Entries from a visual dataset

◇ ◇ ◇ ◇ ◇ ◇ ◇

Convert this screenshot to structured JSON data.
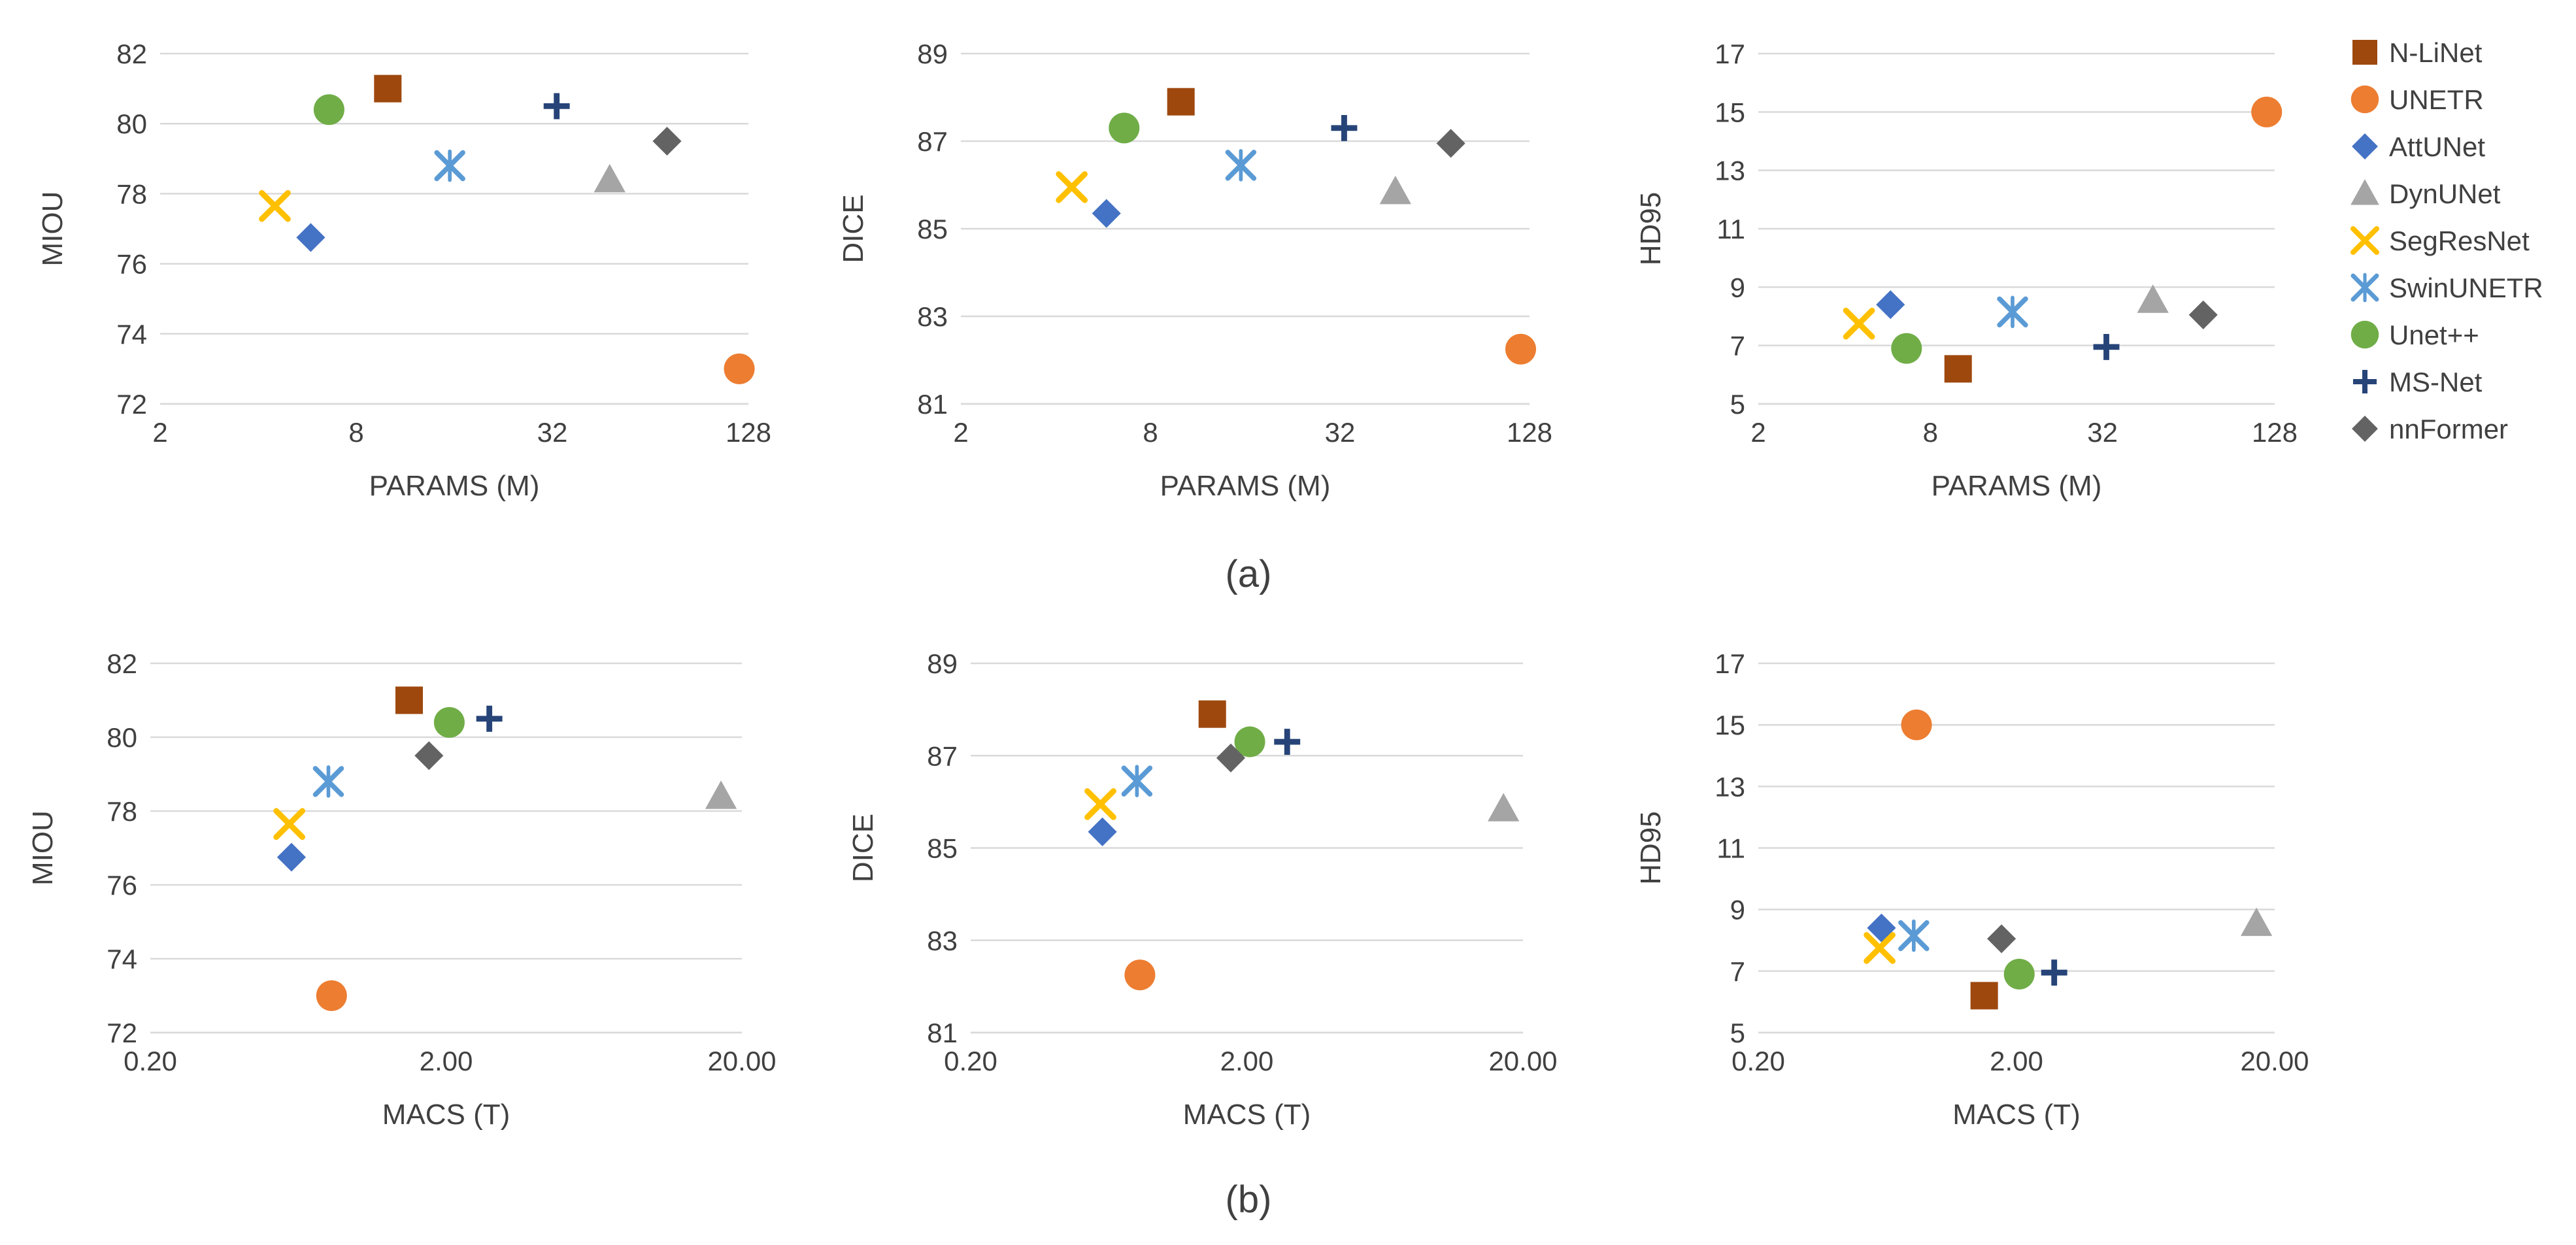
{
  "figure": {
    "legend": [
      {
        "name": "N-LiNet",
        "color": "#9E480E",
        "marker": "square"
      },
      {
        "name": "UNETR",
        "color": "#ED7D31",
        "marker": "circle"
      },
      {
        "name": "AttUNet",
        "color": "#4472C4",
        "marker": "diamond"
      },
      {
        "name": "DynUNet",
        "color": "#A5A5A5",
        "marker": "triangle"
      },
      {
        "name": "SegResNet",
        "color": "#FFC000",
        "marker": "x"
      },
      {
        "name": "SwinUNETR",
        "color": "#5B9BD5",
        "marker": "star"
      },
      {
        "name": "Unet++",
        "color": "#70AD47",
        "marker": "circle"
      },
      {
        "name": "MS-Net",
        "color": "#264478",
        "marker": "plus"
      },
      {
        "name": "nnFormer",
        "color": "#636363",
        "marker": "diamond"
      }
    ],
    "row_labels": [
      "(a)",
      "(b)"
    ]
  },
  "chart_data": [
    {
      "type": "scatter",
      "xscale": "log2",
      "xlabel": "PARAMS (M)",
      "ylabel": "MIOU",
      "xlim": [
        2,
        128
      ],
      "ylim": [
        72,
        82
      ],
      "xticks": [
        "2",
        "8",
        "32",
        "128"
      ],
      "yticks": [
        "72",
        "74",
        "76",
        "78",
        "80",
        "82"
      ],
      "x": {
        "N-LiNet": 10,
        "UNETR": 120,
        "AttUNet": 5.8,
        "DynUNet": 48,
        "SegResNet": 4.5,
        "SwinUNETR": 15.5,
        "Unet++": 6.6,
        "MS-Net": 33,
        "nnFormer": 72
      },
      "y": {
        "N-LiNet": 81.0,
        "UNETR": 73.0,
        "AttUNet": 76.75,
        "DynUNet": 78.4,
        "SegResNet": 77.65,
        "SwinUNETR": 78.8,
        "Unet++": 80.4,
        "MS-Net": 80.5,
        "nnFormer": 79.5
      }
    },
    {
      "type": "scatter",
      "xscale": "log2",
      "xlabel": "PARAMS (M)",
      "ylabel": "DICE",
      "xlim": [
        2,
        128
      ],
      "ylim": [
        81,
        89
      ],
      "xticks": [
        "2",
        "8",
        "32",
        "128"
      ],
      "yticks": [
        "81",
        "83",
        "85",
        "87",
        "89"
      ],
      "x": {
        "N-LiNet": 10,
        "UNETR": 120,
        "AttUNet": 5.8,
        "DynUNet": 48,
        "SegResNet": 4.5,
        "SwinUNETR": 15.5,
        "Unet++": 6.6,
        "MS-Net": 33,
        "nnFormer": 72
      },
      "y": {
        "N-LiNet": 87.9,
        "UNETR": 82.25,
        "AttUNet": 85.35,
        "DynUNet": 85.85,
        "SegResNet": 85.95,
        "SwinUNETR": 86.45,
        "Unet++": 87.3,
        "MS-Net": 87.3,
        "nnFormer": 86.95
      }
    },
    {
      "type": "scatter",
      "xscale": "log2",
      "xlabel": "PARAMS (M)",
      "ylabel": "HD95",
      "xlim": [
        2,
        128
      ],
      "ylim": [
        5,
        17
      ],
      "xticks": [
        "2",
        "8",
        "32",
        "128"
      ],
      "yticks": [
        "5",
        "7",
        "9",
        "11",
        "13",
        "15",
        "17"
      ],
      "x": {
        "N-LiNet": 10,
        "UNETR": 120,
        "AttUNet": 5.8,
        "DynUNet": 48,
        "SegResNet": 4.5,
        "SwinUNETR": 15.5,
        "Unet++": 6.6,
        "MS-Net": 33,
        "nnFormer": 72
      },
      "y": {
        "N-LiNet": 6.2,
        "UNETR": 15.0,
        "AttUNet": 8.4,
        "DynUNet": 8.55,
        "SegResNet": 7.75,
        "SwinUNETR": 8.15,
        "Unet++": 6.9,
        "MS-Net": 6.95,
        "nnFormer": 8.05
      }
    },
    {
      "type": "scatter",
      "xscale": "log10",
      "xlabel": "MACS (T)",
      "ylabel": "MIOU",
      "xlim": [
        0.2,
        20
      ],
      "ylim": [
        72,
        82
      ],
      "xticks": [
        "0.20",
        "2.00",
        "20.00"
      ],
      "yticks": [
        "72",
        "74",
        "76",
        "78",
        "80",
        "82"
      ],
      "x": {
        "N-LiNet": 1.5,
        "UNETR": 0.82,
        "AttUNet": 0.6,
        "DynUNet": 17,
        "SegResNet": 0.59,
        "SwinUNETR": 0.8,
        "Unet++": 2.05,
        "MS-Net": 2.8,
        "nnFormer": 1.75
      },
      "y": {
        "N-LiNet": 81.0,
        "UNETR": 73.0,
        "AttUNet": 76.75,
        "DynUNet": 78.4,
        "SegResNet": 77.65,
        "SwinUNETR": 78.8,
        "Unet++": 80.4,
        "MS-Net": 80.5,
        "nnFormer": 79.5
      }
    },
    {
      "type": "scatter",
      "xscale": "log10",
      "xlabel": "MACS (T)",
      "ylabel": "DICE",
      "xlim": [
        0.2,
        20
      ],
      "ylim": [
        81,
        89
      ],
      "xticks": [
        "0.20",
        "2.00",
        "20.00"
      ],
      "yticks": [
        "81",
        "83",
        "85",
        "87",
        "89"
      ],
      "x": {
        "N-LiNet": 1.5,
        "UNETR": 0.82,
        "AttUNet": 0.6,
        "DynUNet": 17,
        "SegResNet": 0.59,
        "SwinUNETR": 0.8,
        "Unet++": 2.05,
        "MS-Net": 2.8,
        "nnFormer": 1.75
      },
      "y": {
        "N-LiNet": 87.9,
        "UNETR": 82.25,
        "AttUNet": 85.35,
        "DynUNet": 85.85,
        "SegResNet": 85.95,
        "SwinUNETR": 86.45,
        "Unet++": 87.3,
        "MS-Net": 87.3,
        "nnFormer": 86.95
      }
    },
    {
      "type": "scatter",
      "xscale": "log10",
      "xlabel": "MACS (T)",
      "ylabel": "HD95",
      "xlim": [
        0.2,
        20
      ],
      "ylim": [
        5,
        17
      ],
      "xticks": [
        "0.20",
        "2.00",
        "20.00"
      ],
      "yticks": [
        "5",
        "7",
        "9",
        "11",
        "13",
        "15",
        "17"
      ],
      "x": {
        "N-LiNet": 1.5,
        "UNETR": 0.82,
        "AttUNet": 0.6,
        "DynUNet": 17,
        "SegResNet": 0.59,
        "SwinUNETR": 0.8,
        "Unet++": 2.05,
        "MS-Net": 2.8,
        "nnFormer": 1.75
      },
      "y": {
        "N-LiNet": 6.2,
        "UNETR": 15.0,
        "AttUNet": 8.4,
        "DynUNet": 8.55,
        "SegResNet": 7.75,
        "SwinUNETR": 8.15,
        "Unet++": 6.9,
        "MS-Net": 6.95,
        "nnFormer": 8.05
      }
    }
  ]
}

◇ ◇ ◇ ◇ ◇ ◇ ◇

## INSTRUCTIONS TO FOLLOW
Print the full listing exactly, dropping the pictures.

## RESPONSE BELOW
Convert this screenshot to structured JSON data.
{
  "figure": {
    "legend": [
      {
        "name": "N-LiNet",
        "color": "#9E480E",
        "marker": "square"
      },
      {
        "name": "UNETR",
        "color": "#ED7D31",
        "marker": "circle"
      },
      {
        "name": "AttUNet",
        "color": "#4472C4",
        "marker": "diamond"
      },
      {
        "name": "DynUNet",
        "color": "#A5A5A5",
        "marker": "triangle"
      },
      {
        "name": "SegResNet",
        "color": "#FFC000",
        "marker": "x"
      },
      {
        "name": "SwinUNETR",
        "color": "#5B9BD5",
        "marker": "star"
      },
      {
        "name": "Unet++",
        "color": "#70AD47",
        "marker": "circle"
      },
      {
        "name": "MS-Net",
        "color": "#264478",
        "marker": "plus"
      },
      {
        "name": "nnFormer",
        "color": "#636363",
        "marker": "diamond"
      }
    ],
    "row_labels": [
      "(a)",
      "(b)"
    ]
  },
  "chart_data": [
    {
      "type": "scatter",
      "xscale": "log2",
      "xlabel": "PARAMS (M)",
      "ylabel": "MIOU",
      "xlim": [
        2,
        128
      ],
      "ylim": [
        72,
        82
      ],
      "xticks": [
        "2",
        "8",
        "32",
        "128"
      ],
      "yticks": [
        "72",
        "74",
        "76",
        "78",
        "80",
        "82"
      ],
      "x": {
        "N-LiNet": 10,
        "UNETR": 120,
        "AttUNet": 5.8,
        "DynUNet": 48,
        "SegResNet": 4.5,
        "SwinUNETR": 15.5,
        "Unet++": 6.6,
        "MS-Net": 33,
        "nnFormer": 72
      },
      "y": {
        "N-LiNet": 81.0,
        "UNETR": 73.0,
        "AttUNet": 76.75,
        "DynUNet": 78.4,
        "SegResNet": 77.65,
        "SwinUNETR": 78.8,
        "Unet++": 80.4,
        "MS-Net": 80.5,
        "nnFormer": 79.5
      }
    },
    {
      "type": "scatter",
      "xscale": "log2",
      "xlabel": "PARAMS (M)",
      "ylabel": "DICE",
      "xlim": [
        2,
        128
      ],
      "ylim": [
        81,
        89
      ],
      "xticks": [
        "2",
        "8",
        "32",
        "128"
      ],
      "yticks": [
        "81",
        "83",
        "85",
        "87",
        "89"
      ],
      "x": {
        "N-LiNet": 10,
        "UNETR": 120,
        "AttUNet": 5.8,
        "DynUNet": 48,
        "SegResNet": 4.5,
        "SwinUNETR": 15.5,
        "Unet++": 6.6,
        "MS-Net": 33,
        "nnFormer": 72
      },
      "y": {
        "N-LiNet": 87.9,
        "UNETR": 82.25,
        "AttUNet": 85.35,
        "DynUNet": 85.85,
        "SegResNet": 85.95,
        "SwinUNETR": 86.45,
        "Unet++": 87.3,
        "MS-Net": 87.3,
        "nnFormer": 86.95
      }
    },
    {
      "type": "scatter",
      "xscale": "log2",
      "xlabel": "PARAMS (M)",
      "ylabel": "HD95",
      "xlim": [
        2,
        128
      ],
      "ylim": [
        5,
        17
      ],
      "xticks": [
        "2",
        "8",
        "32",
        "128"
      ],
      "yticks": [
        "5",
        "7",
        "9",
        "11",
        "13",
        "15",
        "17"
      ],
      "x": {
        "N-LiNet": 10,
        "UNETR": 120,
        "AttUNet": 5.8,
        "DynUNet": 48,
        "SegResNet": 4.5,
        "SwinUNETR": 15.5,
        "Unet++": 6.6,
        "MS-Net": 33,
        "nnFormer": 72
      },
      "y": {
        "N-LiNet": 6.2,
        "UNETR": 15.0,
        "AttUNet": 8.4,
        "DynUNet": 8.55,
        "SegResNet": 7.75,
        "SwinUNETR": 8.15,
        "Unet++": 6.9,
        "MS-Net": 6.95,
        "nnFormer": 8.05
      }
    },
    {
      "type": "scatter",
      "xscale": "log10",
      "xlabel": "MACS (T)",
      "ylabel": "MIOU",
      "xlim": [
        0.2,
        20
      ],
      "ylim": [
        72,
        82
      ],
      "xticks": [
        "0.20",
        "2.00",
        "20.00"
      ],
      "yticks": [
        "72",
        "74",
        "76",
        "78",
        "80",
        "82"
      ],
      "x": {
        "N-LiNet": 1.5,
        "UNETR": 0.82,
        "AttUNet": 0.6,
        "DynUNet": 17,
        "SegResNet": 0.59,
        "SwinUNETR": 0.8,
        "Unet++": 2.05,
        "MS-Net": 2.8,
        "nnFormer": 1.75
      },
      "y": {
        "N-LiNet": 81.0,
        "UNETR": 73.0,
        "AttUNet": 76.75,
        "DynUNet": 78.4,
        "SegResNet": 77.65,
        "SwinUNETR": 78.8,
        "Unet++": 80.4,
        "MS-Net": 80.5,
        "nnFormer": 79.5
      }
    },
    {
      "type": "scatter",
      "xscale": "log10",
      "xlabel": "MACS (T)",
      "ylabel": "DICE",
      "xlim": [
        0.2,
        20
      ],
      "ylim": [
        81,
        89
      ],
      "xticks": [
        "0.20",
        "2.00",
        "20.00"
      ],
      "yticks": [
        "81",
        "83",
        "85",
        "87",
        "89"
      ],
      "x": {
        "N-LiNet": 1.5,
        "UNETR": 0.82,
        "AttUNet": 0.6,
        "DynUNet": 17,
        "SegResNet": 0.59,
        "SwinUNETR": 0.8,
        "Unet++": 2.05,
        "MS-Net": 2.8,
        "nnFormer": 1.75
      },
      "y": {
        "N-LiNet": 87.9,
        "UNETR": 82.25,
        "AttUNet": 85.35,
        "DynUNet": 85.85,
        "SegResNet": 85.95,
        "SwinUNETR": 86.45,
        "Unet++": 87.3,
        "MS-Net": 87.3,
        "nnFormer": 86.95
      }
    },
    {
      "type": "scatter",
      "xscale": "log10",
      "xlabel": "MACS (T)",
      "ylabel": "HD95",
      "xlim": [
        0.2,
        20
      ],
      "ylim": [
        5,
        17
      ],
      "xticks": [
        "0.20",
        "2.00",
        "20.00"
      ],
      "yticks": [
        "5",
        "7",
        "9",
        "11",
        "13",
        "15",
        "17"
      ],
      "x": {
        "N-LiNet": 1.5,
        "UNETR": 0.82,
        "AttUNet": 0.6,
        "DynUNet": 17,
        "SegResNet": 0.59,
        "SwinUNETR": 0.8,
        "Unet++": 2.05,
        "MS-Net": 2.8,
        "nnFormer": 1.75
      },
      "y": {
        "N-LiNet": 6.2,
        "UNETR": 15.0,
        "AttUNet": 8.4,
        "DynUNet": 8.55,
        "SegResNet": 7.75,
        "SwinUNETR": 8.15,
        "Unet++": 6.9,
        "MS-Net": 6.95,
        "nnFormer": 8.05
      }
    }
  ]
}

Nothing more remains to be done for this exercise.